**EXERCISE TASK**
Retype the records word for word, from the first line down through the line with "bar-2022-12-31: [795, 262, 819, 602]".

**SUPPLIED RECORDS**
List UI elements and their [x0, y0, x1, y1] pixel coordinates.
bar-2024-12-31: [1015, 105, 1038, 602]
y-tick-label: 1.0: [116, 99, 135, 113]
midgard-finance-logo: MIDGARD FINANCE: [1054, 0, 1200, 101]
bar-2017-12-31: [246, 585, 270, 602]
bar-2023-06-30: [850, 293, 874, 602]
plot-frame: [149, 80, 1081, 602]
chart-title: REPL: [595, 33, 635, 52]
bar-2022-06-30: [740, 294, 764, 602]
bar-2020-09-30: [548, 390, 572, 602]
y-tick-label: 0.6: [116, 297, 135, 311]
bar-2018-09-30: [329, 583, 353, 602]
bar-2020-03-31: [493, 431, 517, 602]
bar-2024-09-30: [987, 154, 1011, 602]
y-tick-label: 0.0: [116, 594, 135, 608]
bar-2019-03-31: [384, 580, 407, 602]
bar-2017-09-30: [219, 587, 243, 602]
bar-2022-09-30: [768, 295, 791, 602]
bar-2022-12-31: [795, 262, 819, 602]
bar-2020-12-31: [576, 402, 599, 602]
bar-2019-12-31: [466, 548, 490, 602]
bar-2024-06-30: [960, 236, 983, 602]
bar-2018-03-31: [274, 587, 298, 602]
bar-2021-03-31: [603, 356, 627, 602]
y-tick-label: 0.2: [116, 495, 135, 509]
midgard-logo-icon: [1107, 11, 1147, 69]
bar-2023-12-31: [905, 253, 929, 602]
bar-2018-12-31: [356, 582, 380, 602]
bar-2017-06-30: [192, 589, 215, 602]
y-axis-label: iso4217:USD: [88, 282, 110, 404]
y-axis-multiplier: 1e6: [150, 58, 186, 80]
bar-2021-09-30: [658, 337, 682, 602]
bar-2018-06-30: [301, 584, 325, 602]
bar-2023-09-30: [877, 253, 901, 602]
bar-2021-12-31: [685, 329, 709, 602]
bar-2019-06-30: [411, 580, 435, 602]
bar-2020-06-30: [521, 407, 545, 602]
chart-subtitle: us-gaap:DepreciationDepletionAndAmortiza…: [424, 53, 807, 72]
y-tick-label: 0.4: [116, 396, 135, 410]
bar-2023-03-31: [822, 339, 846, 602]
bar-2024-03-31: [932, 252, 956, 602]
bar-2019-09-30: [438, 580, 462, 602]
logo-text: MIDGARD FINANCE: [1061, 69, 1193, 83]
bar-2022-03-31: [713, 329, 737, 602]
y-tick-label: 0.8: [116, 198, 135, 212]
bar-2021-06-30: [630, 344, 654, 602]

**FINAL RESULT**
List UI elements and their [x0, y0, x1, y1] pixel coordinates.
bar-2024-12-31: [1015, 105, 1038, 602]
y-tick-label: 1.0: [116, 99, 135, 113]
midgard-finance-logo: MIDGARD FINANCE: [1054, 0, 1200, 101]
bar-2017-12-31: [246, 585, 270, 602]
bar-2023-06-30: [850, 293, 874, 602]
plot-frame: [149, 80, 1081, 602]
chart-title: REPL: [595, 33, 635, 52]
bar-2022-06-30: [740, 294, 764, 602]
bar-2020-09-30: [548, 390, 572, 602]
y-tick-label: 0.6: [116, 297, 135, 311]
bar-2018-09-30: [329, 583, 353, 602]
bar-2020-03-31: [493, 431, 517, 602]
bar-2024-09-30: [987, 154, 1011, 602]
y-tick-label: 0.0: [116, 594, 135, 608]
bar-2019-03-31: [384, 580, 407, 602]
bar-2017-09-30: [219, 587, 243, 602]
bar-2022-09-30: [768, 295, 791, 602]
bar-2022-12-31: [795, 262, 819, 602]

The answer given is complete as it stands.